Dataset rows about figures
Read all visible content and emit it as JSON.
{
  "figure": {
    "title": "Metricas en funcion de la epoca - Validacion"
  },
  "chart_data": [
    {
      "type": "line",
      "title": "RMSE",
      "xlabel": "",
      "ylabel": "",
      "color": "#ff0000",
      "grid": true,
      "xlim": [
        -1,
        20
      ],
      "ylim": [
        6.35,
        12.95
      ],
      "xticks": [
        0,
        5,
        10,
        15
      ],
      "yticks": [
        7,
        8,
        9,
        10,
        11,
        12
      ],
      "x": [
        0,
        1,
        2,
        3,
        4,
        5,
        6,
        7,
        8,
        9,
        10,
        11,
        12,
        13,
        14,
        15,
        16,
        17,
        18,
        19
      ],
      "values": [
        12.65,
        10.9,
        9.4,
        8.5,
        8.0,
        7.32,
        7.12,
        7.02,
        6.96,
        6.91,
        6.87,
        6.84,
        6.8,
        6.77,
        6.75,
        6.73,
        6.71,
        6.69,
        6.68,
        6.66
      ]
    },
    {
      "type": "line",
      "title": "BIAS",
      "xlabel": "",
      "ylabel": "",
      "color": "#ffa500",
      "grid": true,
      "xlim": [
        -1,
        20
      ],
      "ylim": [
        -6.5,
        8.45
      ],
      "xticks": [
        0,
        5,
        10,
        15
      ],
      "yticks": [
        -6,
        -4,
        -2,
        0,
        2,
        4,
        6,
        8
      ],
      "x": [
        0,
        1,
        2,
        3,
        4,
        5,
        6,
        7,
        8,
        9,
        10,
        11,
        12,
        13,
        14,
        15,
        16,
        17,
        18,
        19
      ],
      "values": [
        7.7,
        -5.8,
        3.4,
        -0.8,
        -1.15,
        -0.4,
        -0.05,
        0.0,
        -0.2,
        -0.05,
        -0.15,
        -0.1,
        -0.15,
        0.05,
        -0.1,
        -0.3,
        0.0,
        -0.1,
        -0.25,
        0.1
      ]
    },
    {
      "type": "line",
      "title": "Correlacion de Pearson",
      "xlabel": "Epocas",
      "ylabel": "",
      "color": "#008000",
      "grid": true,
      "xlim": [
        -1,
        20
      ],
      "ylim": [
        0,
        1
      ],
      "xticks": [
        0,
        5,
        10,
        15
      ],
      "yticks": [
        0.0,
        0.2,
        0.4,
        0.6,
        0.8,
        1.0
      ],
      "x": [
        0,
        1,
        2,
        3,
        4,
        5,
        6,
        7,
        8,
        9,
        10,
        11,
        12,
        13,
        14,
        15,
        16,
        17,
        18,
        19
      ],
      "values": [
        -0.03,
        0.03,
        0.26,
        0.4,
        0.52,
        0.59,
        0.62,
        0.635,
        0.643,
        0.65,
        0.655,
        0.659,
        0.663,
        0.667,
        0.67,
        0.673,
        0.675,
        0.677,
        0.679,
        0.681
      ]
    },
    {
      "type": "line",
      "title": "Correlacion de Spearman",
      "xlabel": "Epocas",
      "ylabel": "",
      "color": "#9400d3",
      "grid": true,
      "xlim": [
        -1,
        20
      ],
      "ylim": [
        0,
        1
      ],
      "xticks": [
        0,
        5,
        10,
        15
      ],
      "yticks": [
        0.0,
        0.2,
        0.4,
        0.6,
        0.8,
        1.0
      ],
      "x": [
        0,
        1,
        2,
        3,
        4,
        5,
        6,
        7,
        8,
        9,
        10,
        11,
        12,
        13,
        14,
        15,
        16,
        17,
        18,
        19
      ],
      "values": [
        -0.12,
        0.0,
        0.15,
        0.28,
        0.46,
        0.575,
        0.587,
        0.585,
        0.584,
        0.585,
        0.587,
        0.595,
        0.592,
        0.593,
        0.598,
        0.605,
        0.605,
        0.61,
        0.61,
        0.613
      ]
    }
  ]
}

▶ [EXERCISE]: Copy all of the material word for word.

▶ [PROBLEM SOLUTION]:
Read all visible content and emit it as JSON.
{
  "figure": {
    "title": "Metricas en funcion de la epoca - Validacion"
  },
  "chart_data": [
    {
      "type": "line",
      "title": "RMSE",
      "xlabel": "",
      "ylabel": "",
      "color": "#ff0000",
      "grid": true,
      "xlim": [
        -1,
        20
      ],
      "ylim": [
        6.35,
        12.95
      ],
      "xticks": [
        0,
        5,
        10,
        15
      ],
      "yticks": [
        7,
        8,
        9,
        10,
        11,
        12
      ],
      "x": [
        0,
        1,
        2,
        3,
        4,
        5,
        6,
        7,
        8,
        9,
        10,
        11,
        12,
        13,
        14,
        15,
        16,
        17,
        18,
        19
      ],
      "values": [
        12.65,
        10.9,
        9.4,
        8.5,
        8.0,
        7.32,
        7.12,
        7.02,
        6.96,
        6.91,
        6.87,
        6.84,
        6.8,
        6.77,
        6.75,
        6.73,
        6.71,
        6.69,
        6.68,
        6.66
      ]
    },
    {
      "type": "line",
      "title": "BIAS",
      "xlabel": "",
      "ylabel": "",
      "color": "#ffa500",
      "grid": true,
      "xlim": [
        -1,
        20
      ],
      "ylim": [
        -6.5,
        8.45
      ],
      "xticks": [
        0,
        5,
        10,
        15
      ],
      "yticks": [
        -6,
        -4,
        -2,
        0,
        2,
        4,
        6,
        8
      ],
      "x": [
        0,
        1,
        2,
        3,
        4,
        5,
        6,
        7,
        8,
        9,
        10,
        11,
        12,
        13,
        14,
        15,
        16,
        17,
        18,
        19
      ],
      "values": [
        7.7,
        -5.8,
        3.4,
        -0.8,
        -1.15,
        -0.4,
        -0.05,
        0.0,
        -0.2,
        -0.05,
        -0.15,
        -0.1,
        -0.15,
        0.05,
        -0.1,
        -0.3,
        0.0,
        -0.1,
        -0.25,
        0.1
      ]
    },
    {
      "type": "line",
      "title": "Correlacion de Pearson",
      "xlabel": "Epocas",
      "ylabel": "",
      "color": "#008000",
      "grid": true,
      "xlim": [
        -1,
        20
      ],
      "ylim": [
        0,
        1
      ],
      "xticks": [
        0,
        5,
        10,
        15
      ],
      "yticks": [
        0.0,
        0.2,
        0.4,
        0.6,
        0.8,
        1.0
      ],
      "x": [
        0,
        1,
        2,
        3,
        4,
        5,
        6,
        7,
        8,
        9,
        10,
        11,
        12,
        13,
        14,
        15,
        16,
        17,
        18,
        19
      ],
      "values": [
        -0.03,
        0.03,
        0.26,
        0.4,
        0.52,
        0.59,
        0.62,
        0.635,
        0.643,
        0.65,
        0.655,
        0.659,
        0.663,
        0.667,
        0.67,
        0.673,
        0.675,
        0.677,
        0.679,
        0.681
      ]
    },
    {
      "type": "line",
      "title": "Correlacion de Spearman",
      "xlabel": "Epocas",
      "ylabel": "",
      "color": "#9400d3",
      "grid": true,
      "xlim": [
        -1,
        20
      ],
      "ylim": [
        0,
        1
      ],
      "xticks": [
        0,
        5,
        10,
        15
      ],
      "yticks": [
        0.0,
        0.2,
        0.4,
        0.6,
        0.8,
        1.0
      ],
      "x": [
        0,
        1,
        2,
        3,
        4,
        5,
        6,
        7,
        8,
        9,
        10,
        11,
        12,
        13,
        14,
        15,
        16,
        17,
        18,
        19
      ],
      "values": [
        -0.12,
        0.0,
        0.15,
        0.28,
        0.46,
        0.575,
        0.587,
        0.585,
        0.584,
        0.585,
        0.587,
        0.595,
        0.592,
        0.593,
        0.598,
        0.605,
        0.605,
        0.61,
        0.61,
        0.613
      ]
    }
  ]
}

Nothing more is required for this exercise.